Data extracted from a collection:
⟨

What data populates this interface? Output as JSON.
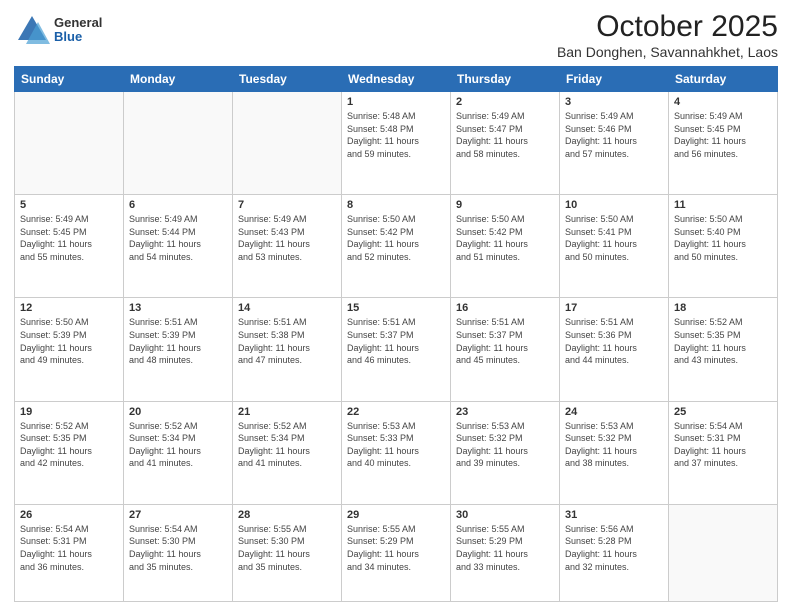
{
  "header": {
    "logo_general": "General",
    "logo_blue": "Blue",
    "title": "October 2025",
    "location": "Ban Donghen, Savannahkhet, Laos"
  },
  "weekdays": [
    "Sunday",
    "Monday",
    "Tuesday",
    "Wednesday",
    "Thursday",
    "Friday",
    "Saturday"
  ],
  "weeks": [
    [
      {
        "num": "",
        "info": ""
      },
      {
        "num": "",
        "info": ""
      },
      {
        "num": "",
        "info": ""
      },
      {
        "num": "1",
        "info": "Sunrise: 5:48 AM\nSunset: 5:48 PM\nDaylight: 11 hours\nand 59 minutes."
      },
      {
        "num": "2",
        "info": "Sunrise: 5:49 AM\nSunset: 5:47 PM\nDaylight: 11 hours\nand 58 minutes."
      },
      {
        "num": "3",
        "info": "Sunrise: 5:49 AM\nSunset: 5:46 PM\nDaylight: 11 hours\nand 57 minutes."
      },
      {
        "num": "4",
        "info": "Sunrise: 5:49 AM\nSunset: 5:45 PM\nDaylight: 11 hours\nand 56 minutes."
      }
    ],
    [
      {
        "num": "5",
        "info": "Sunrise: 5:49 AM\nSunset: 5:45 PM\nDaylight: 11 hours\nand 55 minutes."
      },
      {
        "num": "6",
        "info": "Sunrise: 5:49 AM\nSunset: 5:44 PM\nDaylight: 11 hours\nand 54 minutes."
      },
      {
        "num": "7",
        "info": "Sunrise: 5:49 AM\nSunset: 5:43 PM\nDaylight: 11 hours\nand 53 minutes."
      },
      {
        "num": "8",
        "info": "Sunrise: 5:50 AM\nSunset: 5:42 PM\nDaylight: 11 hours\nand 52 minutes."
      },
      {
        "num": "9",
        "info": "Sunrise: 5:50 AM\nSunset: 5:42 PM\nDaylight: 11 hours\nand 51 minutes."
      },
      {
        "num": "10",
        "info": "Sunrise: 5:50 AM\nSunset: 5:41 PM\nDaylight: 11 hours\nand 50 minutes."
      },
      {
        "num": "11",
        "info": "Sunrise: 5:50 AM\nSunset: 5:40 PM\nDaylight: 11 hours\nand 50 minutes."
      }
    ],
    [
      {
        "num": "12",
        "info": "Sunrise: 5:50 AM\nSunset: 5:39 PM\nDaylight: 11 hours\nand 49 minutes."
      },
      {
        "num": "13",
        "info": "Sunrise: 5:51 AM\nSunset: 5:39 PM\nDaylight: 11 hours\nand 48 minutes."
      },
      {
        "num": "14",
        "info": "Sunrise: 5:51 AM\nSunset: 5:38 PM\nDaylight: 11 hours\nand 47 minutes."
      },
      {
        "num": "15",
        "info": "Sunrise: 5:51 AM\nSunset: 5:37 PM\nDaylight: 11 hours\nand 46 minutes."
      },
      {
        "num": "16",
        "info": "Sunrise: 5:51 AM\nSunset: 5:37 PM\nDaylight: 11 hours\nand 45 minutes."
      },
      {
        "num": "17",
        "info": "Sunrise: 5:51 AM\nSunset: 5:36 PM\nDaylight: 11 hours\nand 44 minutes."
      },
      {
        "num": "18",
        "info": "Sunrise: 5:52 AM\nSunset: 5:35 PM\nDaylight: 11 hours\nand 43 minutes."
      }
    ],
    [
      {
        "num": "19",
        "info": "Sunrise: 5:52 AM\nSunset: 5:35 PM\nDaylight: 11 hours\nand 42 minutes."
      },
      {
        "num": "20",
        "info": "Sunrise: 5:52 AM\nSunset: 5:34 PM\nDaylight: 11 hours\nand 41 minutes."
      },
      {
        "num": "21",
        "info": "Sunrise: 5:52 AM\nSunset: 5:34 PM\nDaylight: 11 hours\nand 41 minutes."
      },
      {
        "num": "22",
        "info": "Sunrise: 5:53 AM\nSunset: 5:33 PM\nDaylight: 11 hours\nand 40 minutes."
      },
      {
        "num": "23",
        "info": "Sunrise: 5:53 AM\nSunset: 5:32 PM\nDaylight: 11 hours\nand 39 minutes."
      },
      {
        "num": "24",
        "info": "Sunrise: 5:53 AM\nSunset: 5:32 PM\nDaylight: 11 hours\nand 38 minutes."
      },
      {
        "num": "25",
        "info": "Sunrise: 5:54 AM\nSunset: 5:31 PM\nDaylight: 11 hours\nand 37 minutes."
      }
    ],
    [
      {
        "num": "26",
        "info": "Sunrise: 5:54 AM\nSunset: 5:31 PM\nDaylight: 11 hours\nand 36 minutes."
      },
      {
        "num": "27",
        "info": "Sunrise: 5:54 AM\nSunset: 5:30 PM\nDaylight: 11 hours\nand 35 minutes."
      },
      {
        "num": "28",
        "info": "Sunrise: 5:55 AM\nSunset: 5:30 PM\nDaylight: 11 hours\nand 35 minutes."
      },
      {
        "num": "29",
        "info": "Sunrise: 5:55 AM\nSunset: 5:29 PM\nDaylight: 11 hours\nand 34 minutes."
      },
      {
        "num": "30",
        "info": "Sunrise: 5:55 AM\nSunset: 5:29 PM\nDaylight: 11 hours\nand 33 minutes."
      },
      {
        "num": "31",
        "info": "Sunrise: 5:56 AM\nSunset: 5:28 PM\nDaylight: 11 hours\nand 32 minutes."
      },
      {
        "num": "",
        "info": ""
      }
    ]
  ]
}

⟩
⟨

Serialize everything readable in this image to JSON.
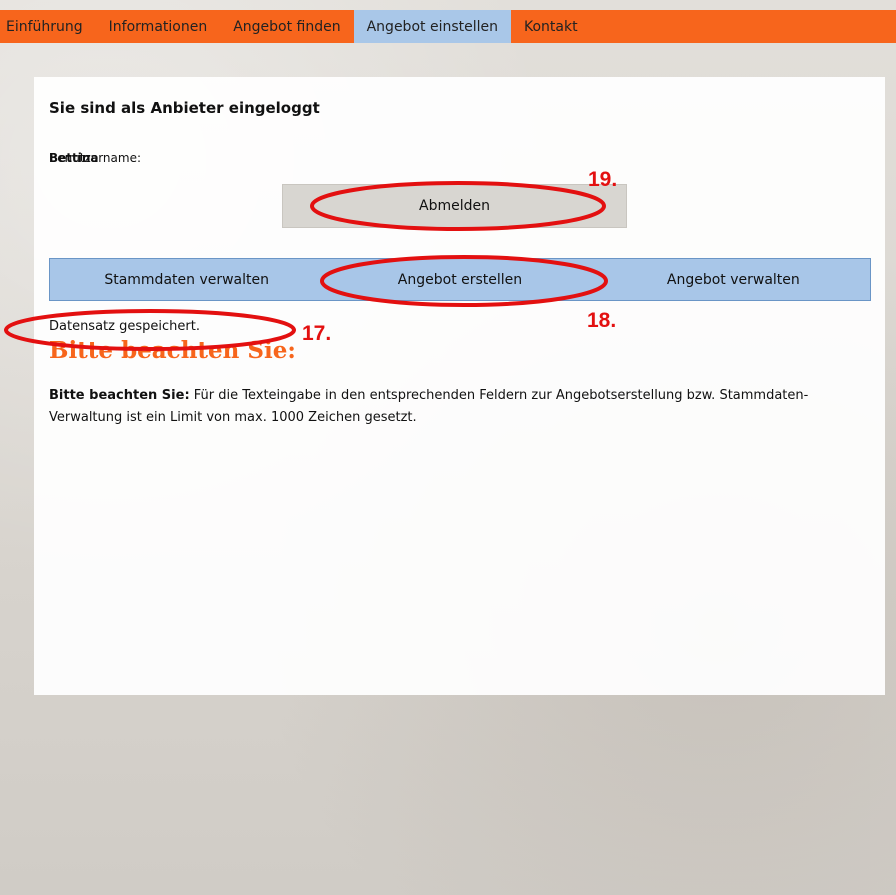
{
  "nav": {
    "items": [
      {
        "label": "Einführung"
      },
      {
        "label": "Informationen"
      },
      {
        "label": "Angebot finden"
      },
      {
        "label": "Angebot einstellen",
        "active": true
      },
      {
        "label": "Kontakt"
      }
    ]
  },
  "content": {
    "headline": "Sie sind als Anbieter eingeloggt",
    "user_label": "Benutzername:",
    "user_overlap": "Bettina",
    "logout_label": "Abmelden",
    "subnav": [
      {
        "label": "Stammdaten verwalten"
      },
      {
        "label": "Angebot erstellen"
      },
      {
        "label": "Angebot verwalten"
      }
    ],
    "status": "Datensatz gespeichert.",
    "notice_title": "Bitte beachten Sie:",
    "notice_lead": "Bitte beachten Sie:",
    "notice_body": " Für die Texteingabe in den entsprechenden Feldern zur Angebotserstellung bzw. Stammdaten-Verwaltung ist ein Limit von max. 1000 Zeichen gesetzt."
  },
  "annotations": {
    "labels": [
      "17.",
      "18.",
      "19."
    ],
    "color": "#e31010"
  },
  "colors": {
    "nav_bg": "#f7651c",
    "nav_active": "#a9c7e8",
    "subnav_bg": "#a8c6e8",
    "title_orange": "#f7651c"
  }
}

⟩
⟨

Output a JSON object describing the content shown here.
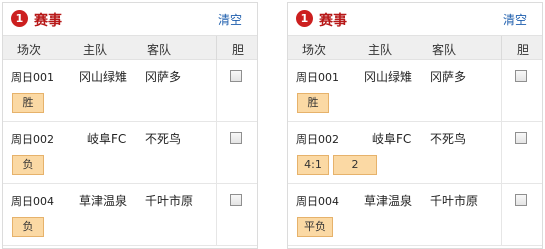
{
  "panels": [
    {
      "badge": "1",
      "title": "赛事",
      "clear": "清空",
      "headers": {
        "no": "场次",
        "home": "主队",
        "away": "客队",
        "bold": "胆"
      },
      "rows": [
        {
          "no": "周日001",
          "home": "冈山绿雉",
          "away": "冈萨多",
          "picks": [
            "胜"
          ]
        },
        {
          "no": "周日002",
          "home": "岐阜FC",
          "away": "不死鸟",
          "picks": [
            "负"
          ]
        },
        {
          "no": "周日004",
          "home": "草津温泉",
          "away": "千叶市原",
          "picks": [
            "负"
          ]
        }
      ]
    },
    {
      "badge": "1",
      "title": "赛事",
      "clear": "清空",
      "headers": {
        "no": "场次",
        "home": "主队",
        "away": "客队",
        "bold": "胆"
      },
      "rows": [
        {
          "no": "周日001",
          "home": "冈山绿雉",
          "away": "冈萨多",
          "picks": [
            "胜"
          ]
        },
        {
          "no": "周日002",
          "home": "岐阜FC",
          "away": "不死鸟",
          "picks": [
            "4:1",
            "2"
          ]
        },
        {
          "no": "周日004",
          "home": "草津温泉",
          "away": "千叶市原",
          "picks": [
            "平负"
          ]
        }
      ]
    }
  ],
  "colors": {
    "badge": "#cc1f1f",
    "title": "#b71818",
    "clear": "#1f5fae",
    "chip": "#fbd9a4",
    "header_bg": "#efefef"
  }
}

⟩

*Exercise aim:* Write out each line of the data that holds the string "verwalten".

*Output:*
        "label": "Stammdaten verwalten"
        "label": "Angebot verwalten"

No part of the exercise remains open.